Directions
Locate the lines that hold the string "Setup". Copy every such line.

● ● ● ● ●

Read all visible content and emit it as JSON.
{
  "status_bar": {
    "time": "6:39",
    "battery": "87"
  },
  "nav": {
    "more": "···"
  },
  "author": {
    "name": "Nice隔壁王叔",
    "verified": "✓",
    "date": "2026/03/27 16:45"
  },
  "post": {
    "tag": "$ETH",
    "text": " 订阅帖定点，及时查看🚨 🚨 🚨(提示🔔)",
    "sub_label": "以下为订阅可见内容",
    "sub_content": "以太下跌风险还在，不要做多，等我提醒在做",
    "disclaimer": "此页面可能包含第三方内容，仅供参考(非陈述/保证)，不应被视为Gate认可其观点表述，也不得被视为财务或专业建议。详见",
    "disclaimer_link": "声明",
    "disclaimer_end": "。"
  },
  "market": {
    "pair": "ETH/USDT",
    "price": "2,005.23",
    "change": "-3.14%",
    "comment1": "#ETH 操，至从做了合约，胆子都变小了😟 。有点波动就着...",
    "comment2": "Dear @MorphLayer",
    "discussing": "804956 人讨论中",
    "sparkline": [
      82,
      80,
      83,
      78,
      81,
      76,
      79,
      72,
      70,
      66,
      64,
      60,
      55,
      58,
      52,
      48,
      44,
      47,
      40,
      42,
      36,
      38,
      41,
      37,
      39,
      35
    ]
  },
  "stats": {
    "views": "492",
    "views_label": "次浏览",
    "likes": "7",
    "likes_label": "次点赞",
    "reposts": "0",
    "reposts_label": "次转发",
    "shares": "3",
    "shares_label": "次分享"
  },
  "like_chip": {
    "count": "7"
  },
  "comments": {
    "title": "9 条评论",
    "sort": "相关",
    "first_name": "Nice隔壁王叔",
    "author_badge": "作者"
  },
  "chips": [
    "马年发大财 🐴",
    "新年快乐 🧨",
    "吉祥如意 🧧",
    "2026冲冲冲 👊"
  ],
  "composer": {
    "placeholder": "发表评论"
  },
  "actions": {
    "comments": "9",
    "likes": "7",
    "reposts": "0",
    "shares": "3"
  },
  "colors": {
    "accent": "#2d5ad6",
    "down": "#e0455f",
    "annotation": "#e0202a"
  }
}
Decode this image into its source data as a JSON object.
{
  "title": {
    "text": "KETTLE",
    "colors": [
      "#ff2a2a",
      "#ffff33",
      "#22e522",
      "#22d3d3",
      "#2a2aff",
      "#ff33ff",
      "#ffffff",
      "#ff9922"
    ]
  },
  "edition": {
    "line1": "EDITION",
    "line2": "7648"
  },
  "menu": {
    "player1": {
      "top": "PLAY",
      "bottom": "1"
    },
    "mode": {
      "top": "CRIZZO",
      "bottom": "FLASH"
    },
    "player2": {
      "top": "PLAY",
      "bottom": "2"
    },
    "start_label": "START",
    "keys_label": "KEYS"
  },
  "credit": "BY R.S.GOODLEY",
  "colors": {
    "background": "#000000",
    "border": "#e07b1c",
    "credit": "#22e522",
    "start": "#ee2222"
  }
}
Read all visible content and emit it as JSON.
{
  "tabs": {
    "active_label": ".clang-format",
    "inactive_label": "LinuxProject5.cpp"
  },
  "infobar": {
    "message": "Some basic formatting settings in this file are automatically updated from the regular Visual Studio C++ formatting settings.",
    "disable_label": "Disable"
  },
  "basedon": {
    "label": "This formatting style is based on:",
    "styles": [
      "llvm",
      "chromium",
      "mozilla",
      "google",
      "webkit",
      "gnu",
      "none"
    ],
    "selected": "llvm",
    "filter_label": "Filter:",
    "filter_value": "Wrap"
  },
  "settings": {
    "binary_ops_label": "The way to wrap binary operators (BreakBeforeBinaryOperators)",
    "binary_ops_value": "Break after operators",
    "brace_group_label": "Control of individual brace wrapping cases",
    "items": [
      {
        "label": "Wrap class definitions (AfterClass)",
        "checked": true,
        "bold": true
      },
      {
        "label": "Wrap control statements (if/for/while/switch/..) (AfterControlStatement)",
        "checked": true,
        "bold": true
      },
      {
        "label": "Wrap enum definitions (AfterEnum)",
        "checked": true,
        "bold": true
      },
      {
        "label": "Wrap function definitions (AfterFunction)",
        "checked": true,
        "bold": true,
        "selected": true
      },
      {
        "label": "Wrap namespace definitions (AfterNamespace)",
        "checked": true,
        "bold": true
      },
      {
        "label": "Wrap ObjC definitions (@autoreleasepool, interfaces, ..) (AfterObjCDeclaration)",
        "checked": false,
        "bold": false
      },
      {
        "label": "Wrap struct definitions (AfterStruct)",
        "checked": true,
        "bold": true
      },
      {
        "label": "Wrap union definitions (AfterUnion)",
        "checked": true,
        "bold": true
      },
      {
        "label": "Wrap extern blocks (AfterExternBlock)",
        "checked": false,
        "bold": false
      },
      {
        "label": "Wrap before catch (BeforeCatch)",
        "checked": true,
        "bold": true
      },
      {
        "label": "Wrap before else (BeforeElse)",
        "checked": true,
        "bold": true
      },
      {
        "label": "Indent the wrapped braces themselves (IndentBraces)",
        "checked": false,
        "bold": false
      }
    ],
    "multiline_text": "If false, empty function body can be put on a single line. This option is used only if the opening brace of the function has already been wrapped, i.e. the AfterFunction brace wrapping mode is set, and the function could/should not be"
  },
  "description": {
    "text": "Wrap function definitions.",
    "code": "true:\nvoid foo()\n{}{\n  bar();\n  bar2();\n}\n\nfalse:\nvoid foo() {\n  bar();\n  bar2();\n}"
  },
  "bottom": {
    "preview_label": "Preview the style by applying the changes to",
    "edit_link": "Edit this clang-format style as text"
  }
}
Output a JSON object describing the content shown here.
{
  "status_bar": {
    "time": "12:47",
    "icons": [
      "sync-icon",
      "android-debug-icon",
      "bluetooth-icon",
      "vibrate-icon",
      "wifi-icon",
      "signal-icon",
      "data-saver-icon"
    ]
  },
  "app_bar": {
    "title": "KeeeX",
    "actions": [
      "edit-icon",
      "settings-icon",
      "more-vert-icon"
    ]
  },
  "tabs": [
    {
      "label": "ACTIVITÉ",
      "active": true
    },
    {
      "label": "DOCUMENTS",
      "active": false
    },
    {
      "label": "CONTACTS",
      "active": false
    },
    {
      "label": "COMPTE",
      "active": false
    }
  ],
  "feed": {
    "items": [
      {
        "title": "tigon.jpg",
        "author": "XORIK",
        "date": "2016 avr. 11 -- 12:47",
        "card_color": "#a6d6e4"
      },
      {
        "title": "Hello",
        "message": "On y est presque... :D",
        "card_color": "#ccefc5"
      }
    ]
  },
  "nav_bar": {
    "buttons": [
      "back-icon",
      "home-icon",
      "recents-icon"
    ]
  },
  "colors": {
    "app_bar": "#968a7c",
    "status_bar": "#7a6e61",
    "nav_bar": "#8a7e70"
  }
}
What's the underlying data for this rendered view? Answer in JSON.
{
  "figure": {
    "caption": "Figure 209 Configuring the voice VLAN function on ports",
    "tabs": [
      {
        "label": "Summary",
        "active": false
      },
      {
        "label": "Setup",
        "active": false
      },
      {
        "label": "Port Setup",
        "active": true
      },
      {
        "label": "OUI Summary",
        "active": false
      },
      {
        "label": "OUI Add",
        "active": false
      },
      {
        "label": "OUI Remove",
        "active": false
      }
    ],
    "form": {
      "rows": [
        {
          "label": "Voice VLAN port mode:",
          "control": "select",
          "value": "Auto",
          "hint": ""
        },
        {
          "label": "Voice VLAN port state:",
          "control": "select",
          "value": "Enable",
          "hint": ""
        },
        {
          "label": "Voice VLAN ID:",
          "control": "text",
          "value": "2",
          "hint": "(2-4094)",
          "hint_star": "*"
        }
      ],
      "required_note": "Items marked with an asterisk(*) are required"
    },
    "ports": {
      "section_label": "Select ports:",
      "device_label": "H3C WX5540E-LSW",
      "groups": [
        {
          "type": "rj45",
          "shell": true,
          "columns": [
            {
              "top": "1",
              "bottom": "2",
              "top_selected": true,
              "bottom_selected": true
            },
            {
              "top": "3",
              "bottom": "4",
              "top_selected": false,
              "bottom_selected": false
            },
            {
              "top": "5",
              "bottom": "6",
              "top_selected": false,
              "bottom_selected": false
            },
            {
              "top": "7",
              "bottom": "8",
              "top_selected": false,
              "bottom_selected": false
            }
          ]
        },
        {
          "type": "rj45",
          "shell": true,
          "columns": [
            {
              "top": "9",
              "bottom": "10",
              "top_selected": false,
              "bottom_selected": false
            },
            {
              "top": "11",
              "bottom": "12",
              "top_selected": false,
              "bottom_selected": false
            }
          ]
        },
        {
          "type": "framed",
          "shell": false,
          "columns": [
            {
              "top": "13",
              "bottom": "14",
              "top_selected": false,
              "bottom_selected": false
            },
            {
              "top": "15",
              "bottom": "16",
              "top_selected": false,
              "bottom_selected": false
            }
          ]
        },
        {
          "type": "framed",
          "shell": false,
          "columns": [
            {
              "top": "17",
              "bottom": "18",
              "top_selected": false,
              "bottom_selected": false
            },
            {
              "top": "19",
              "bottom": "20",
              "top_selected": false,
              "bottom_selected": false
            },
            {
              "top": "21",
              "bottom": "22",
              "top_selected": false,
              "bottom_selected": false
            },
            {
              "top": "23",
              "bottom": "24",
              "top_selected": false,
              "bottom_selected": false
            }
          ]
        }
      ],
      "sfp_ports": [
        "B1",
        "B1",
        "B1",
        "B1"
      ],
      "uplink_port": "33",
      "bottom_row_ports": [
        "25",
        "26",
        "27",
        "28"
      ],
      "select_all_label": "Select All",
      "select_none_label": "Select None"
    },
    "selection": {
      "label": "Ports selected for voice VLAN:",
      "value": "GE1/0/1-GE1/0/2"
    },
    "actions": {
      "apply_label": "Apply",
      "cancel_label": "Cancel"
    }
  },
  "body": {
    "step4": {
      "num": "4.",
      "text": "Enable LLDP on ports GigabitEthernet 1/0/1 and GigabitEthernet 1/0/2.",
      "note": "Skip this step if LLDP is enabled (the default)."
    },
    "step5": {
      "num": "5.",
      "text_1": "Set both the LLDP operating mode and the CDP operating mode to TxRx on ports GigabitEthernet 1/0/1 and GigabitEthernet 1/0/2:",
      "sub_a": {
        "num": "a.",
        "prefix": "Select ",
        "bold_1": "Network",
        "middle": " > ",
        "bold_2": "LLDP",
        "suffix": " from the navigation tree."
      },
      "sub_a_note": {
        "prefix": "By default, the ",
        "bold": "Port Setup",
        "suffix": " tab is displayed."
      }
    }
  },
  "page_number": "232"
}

● ● ● ● ●

Finished task
        "label": "Setup",
        "label": "Port Setup",
        "bold": "Port Setup",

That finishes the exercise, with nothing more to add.